'''

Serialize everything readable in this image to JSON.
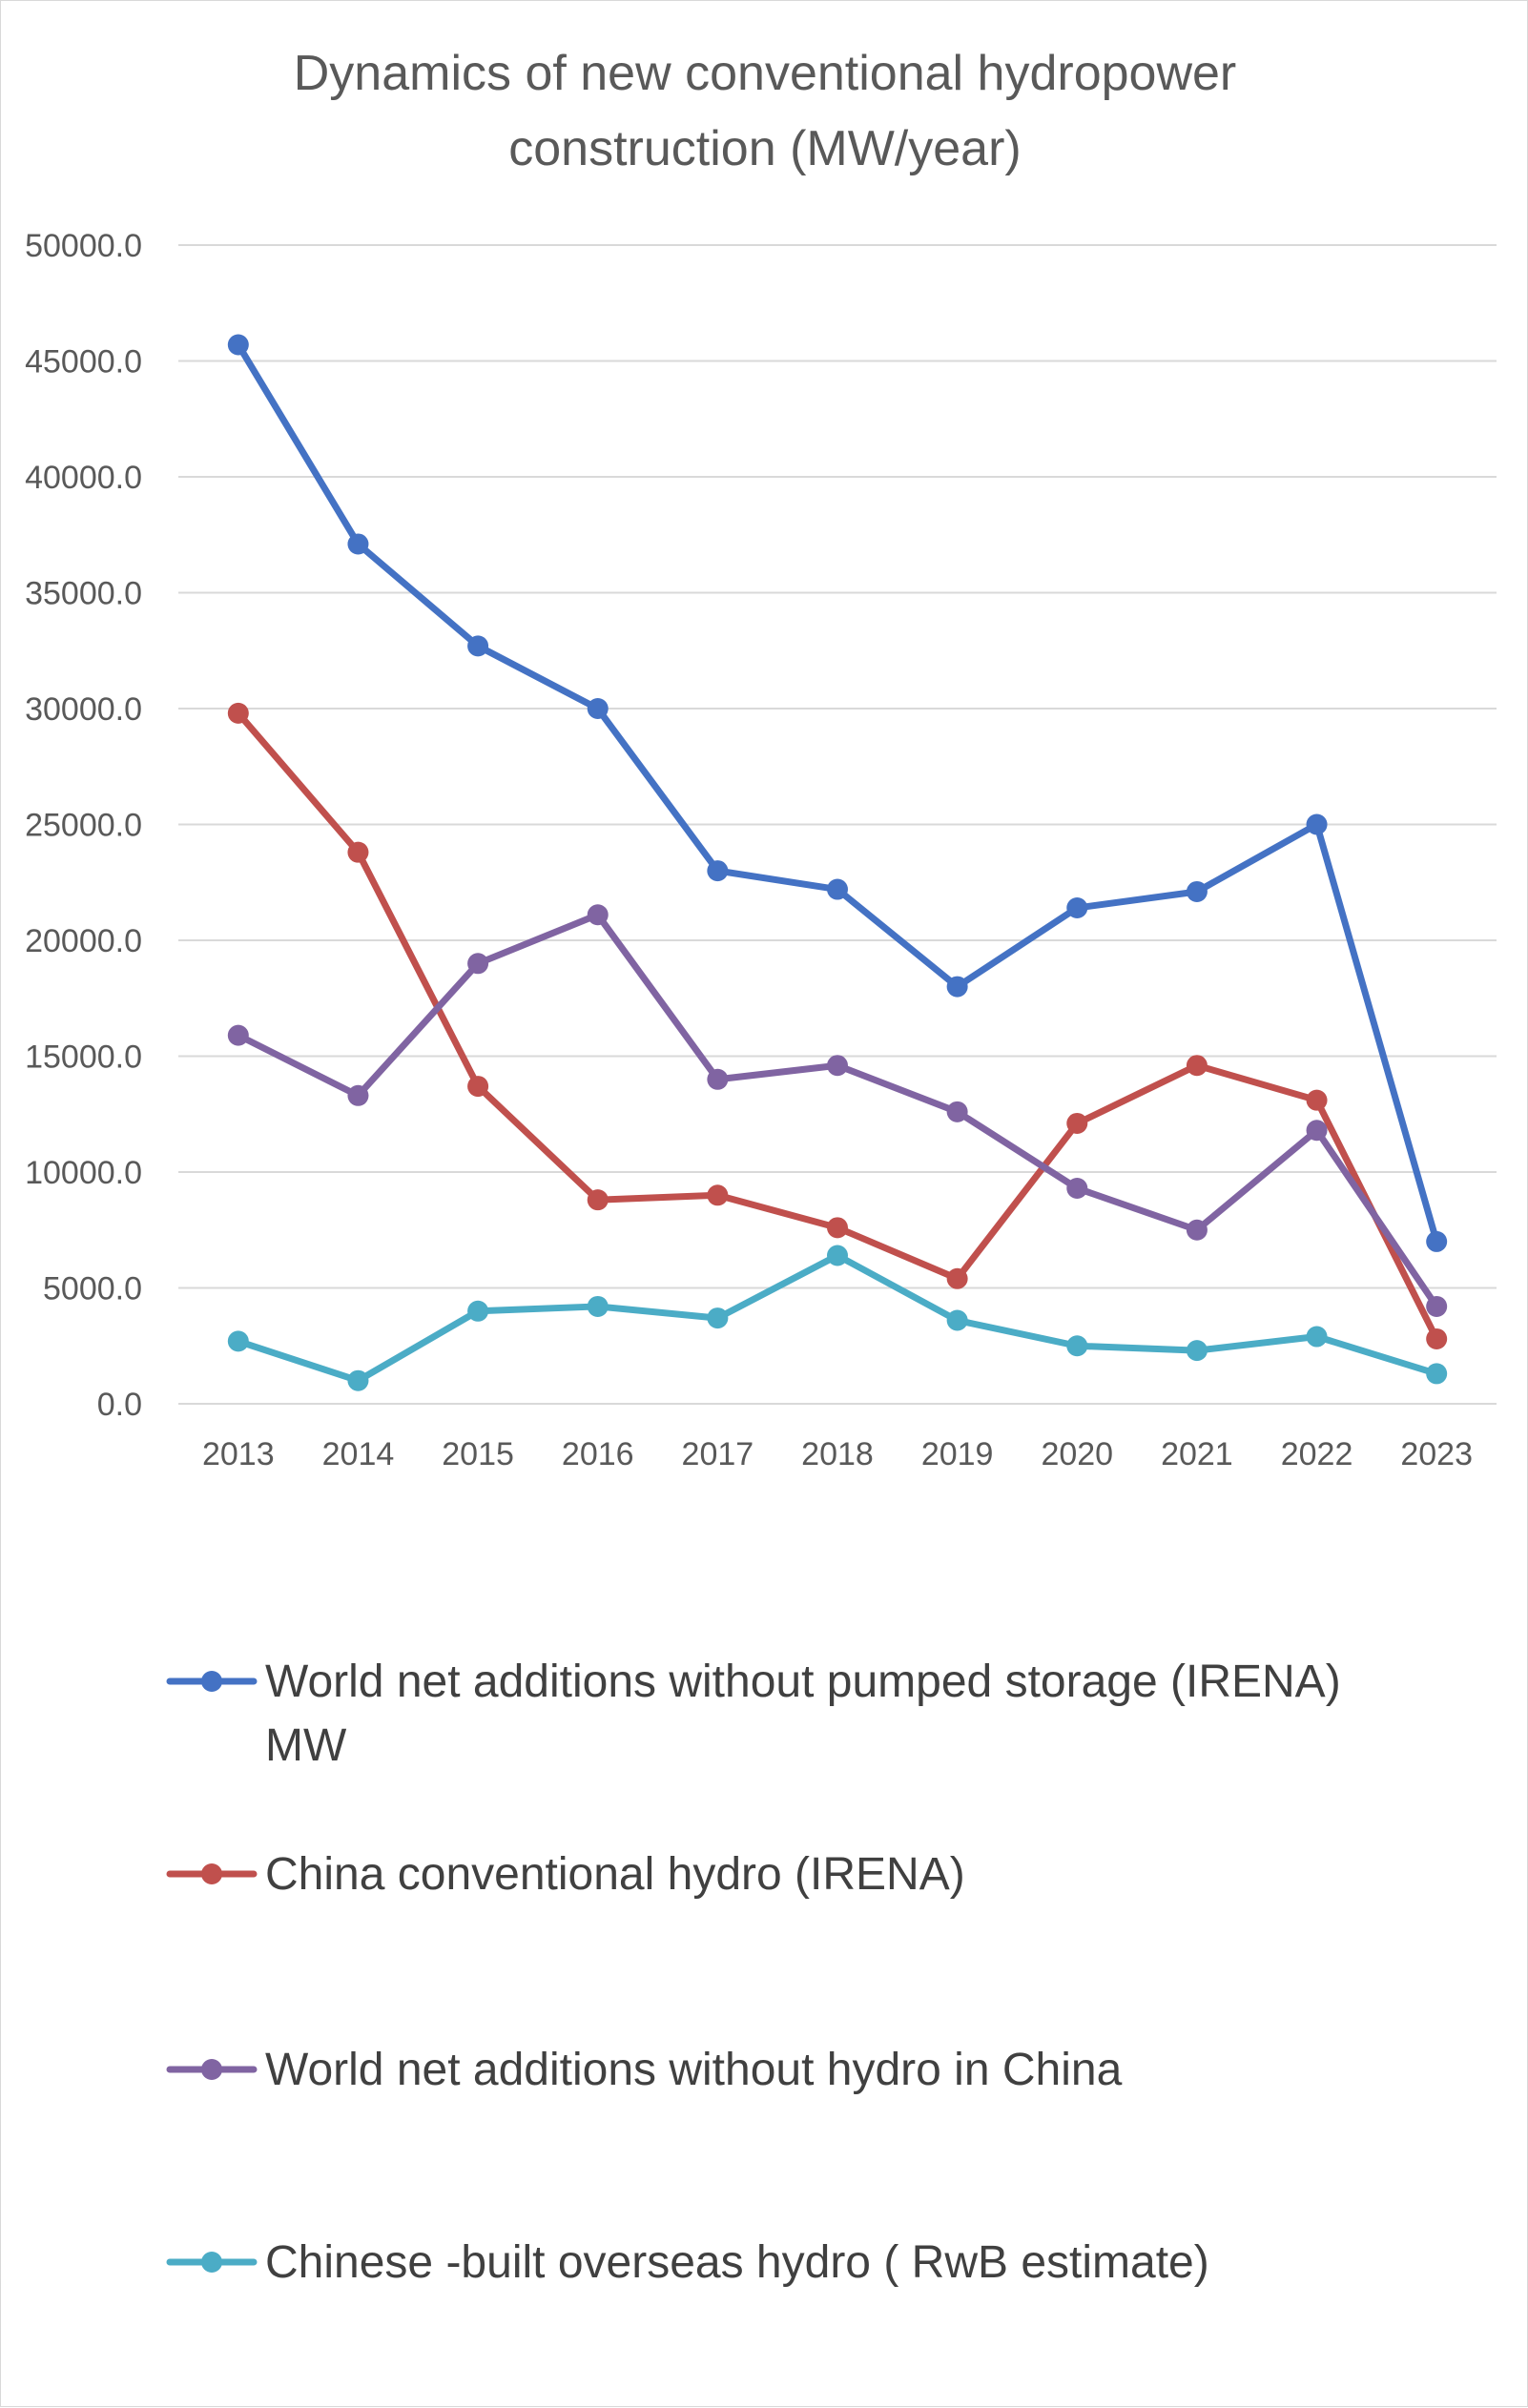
{
  "chart_data": {
    "type": "line",
    "title_lines": [
      "Dynamics of new  conventional  hydropower",
      "construction (MW/year)"
    ],
    "xlabel": "",
    "ylabel": "",
    "categories": [
      "2013",
      "2014",
      "2015",
      "2016",
      "2017",
      "2018",
      "2019",
      "2020",
      "2021",
      "2022",
      "2023"
    ],
    "y_tick_labels": [
      "0.0",
      "5000.0",
      "10000.0",
      "15000.0",
      "20000.0",
      "25000.0",
      "30000.0",
      "35000.0",
      "40000.0",
      "45000.0",
      "50000.0"
    ],
    "ylim": [
      0,
      50000
    ],
    "y_step": 5000,
    "grid": "horizontal",
    "legend_position": "bottom",
    "series": [
      {
        "name_lines": [
          "World net additions without pumped storage (IRENA)",
          "MW"
        ],
        "color": "#4472c4",
        "values": [
          45700,
          37100,
          32700,
          30000,
          23000,
          22200,
          18000,
          21400,
          22100,
          25000,
          7000
        ]
      },
      {
        "name_lines": [
          "China conventional hydro (IRENA)"
        ],
        "color": "#c0504d",
        "values": [
          29800,
          23800,
          13700,
          8800,
          9000,
          7600,
          5400,
          12100,
          14600,
          13100,
          2800
        ]
      },
      {
        "name_lines": [
          "World net additions without hydro in China"
        ],
        "color": "#8064a2",
        "values": [
          15900,
          13300,
          19000,
          21100,
          14000,
          14600,
          12600,
          9300,
          7500,
          11800,
          4200
        ]
      },
      {
        "name_lines": [
          "Chinese -built overseas  hydro ( RwB estimate)"
        ],
        "color": "#4bacc6",
        "values": [
          2700,
          1000,
          4000,
          4200,
          3700,
          6400,
          3600,
          2500,
          2300,
          2900,
          1300
        ]
      }
    ]
  }
}
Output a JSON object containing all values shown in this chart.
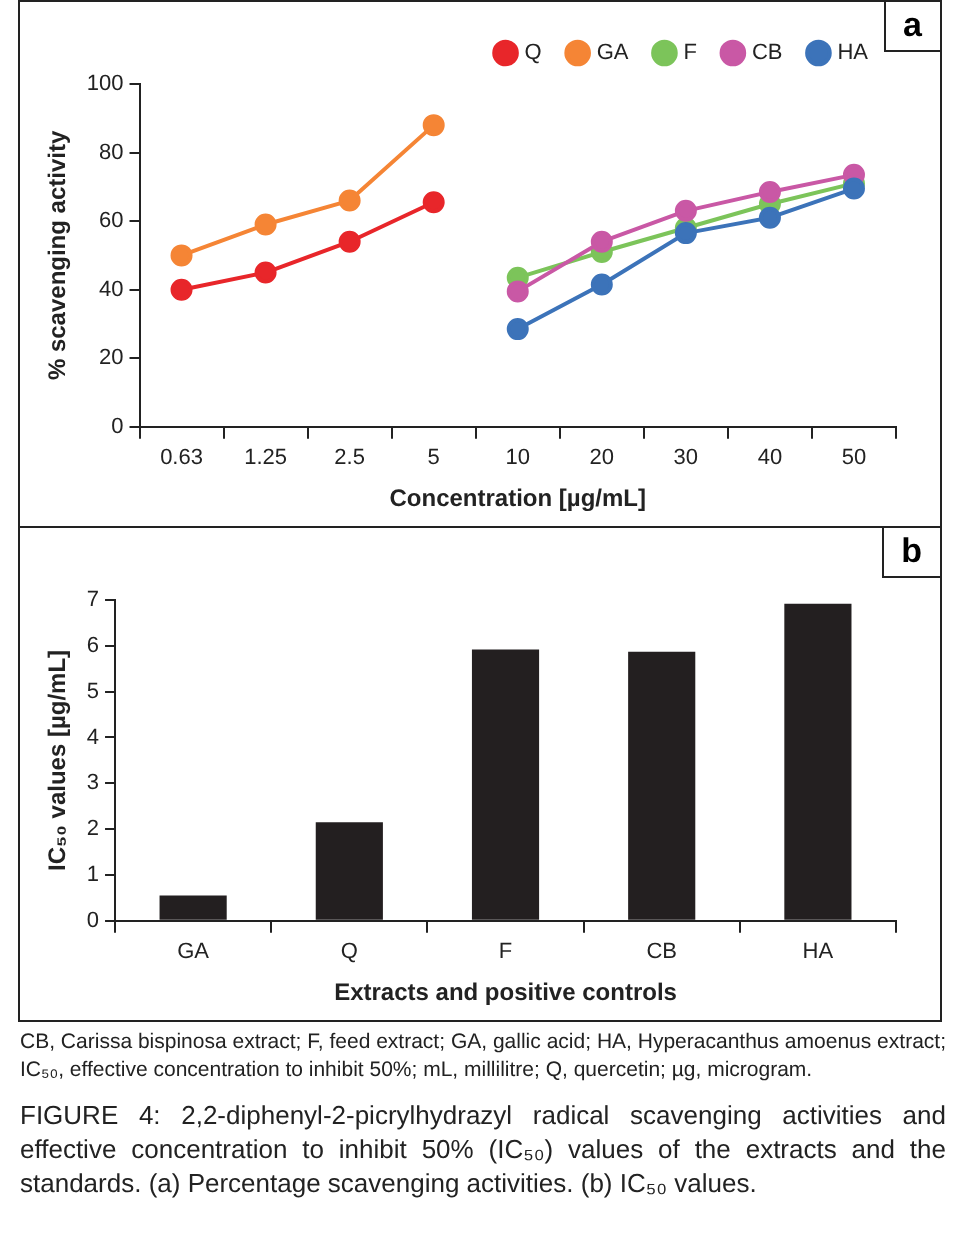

'''

Exercise task:
All records must be output exactly as they are, except for the pictures, which are left out.

Result below:
Serialize everything readable in this image to JSON.
{
  "chart_data": {
    "type": "line",
    "title_lines": [
      "Dynamics of new  conventional  hydropower",
      "construction (MW/year)"
    ],
    "xlabel": "",
    "ylabel": "",
    "categories": [
      "2013",
      "2014",
      "2015",
      "2016",
      "2017",
      "2018",
      "2019",
      "2020",
      "2021",
      "2022",
      "2023"
    ],
    "y_tick_labels": [
      "0.0",
      "5000.0",
      "10000.0",
      "15000.0",
      "20000.0",
      "25000.0",
      "30000.0",
      "35000.0",
      "40000.0",
      "45000.0",
      "50000.0"
    ],
    "ylim": [
      0,
      50000
    ],
    "y_step": 5000,
    "grid": "horizontal",
    "legend_position": "bottom",
    "series": [
      {
        "name_lines": [
          "World net additions without pumped storage (IRENA)",
          "MW"
        ],
        "color": "#4472c4",
        "values": [
          45700,
          37100,
          32700,
          30000,
          23000,
          22200,
          18000,
          21400,
          22100,
          25000,
          7000
        ]
      },
      {
        "name_lines": [
          "China conventional hydro (IRENA)"
        ],
        "color": "#c0504d",
        "values": [
          29800,
          23800,
          13700,
          8800,
          9000,
          7600,
          5400,
          12100,
          14600,
          13100,
          2800
        ]
      },
      {
        "name_lines": [
          "World net additions without hydro in China"
        ],
        "color": "#8064a2",
        "values": [
          15900,
          13300,
          19000,
          21100,
          14000,
          14600,
          12600,
          9300,
          7500,
          11800,
          4200
        ]
      },
      {
        "name_lines": [
          "Chinese -built overseas  hydro ( RwB estimate)"
        ],
        "color": "#4bacc6",
        "values": [
          2700,
          1000,
          4000,
          4200,
          3700,
          6400,
          3600,
          2500,
          2300,
          2900,
          1300
        ]
      }
    ]
  }
}
Output a JSON object containing all values shown in this chart.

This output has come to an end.